→ **Exercise instructions**
Scan the records for the word "explotación". Copy each line that includes it.

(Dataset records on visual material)
* * * *
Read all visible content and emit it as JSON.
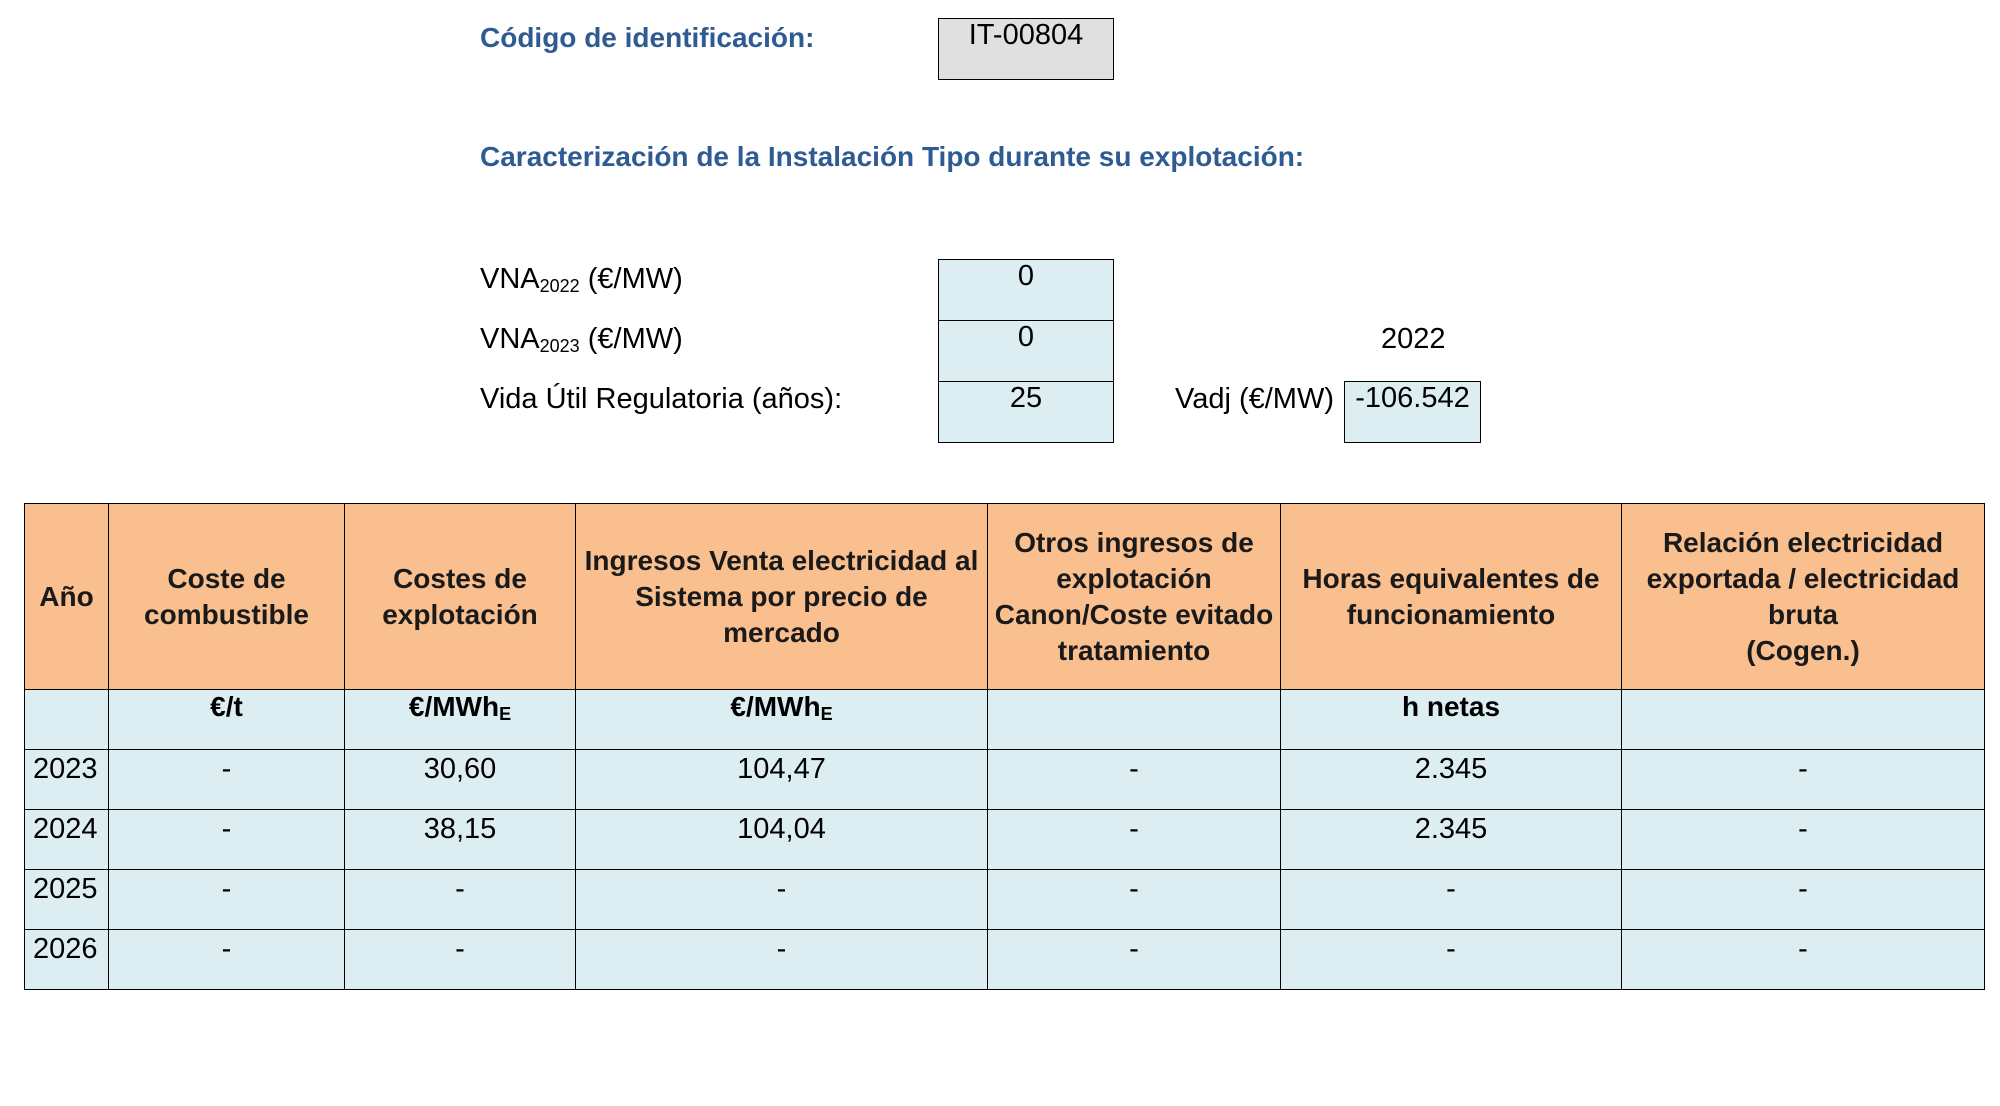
{
  "header": {
    "id_label": "Código de identificación:",
    "id_value": "IT-00804",
    "section_title": "Caracterización de la Instalación Tipo durante su explotación:"
  },
  "params": {
    "vna2022": {
      "prefix": "VNA",
      "sub": "2022",
      "suffix": " (€/MW)",
      "value": "0"
    },
    "vna2023": {
      "prefix": "VNA",
      "sub": "2023",
      "suffix": " (€/MW)",
      "value": "0"
    },
    "vida_label": "Vida Útil Regulatoria (años):",
    "vida_value": "25",
    "year_label": "2022",
    "vadj_label": "Vadj (€/MW)",
    "vadj_value": "-106.542"
  },
  "table": {
    "headers": [
      "Año",
      "Coste de combustible",
      "Costes de explotación",
      "Ingresos Venta electricidad al Sistema por precio de mercado",
      "Otros ingresos de explotación Canon/Coste evitado tratamiento",
      "Horas equivalentes de funcionamiento",
      "Relación electricidad exportada / electricidad bruta\n(Cogen.)"
    ],
    "units": [
      {
        "main": "",
        "sub": ""
      },
      {
        "main": "€/t",
        "sub": ""
      },
      {
        "main": "€/MWh",
        "sub": "E"
      },
      {
        "main": "€/MWh",
        "sub": "E"
      },
      {
        "main": "",
        "sub": ""
      },
      {
        "main": "h netas",
        "sub": ""
      },
      {
        "main": "",
        "sub": ""
      }
    ],
    "rows": [
      [
        "2023",
        "-",
        "30,60",
        "104,47",
        "-",
        "2.345",
        "-"
      ],
      [
        "2024",
        "-",
        "38,15",
        "104,04",
        "-",
        "2.345",
        "-"
      ],
      [
        "2025",
        "-",
        "-",
        "-",
        "-",
        "-",
        "-"
      ],
      [
        "2026",
        "-",
        "-",
        "-",
        "-",
        "-",
        "-"
      ]
    ]
  },
  "colors": {
    "title_blue": "#2f5b93",
    "header_orange": "#f9bf8f",
    "cell_cyan": "#ddeef3",
    "id_box_grey": "#e0e0e0"
  }
}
* * * *
→ **Exercise answer**
    "section_title": "Caracterización de la Instalación Tipo durante su explotación:"
      "Costes de explotación",
      "Otros ingresos de explotación Canon/Coste evitado tratamiento",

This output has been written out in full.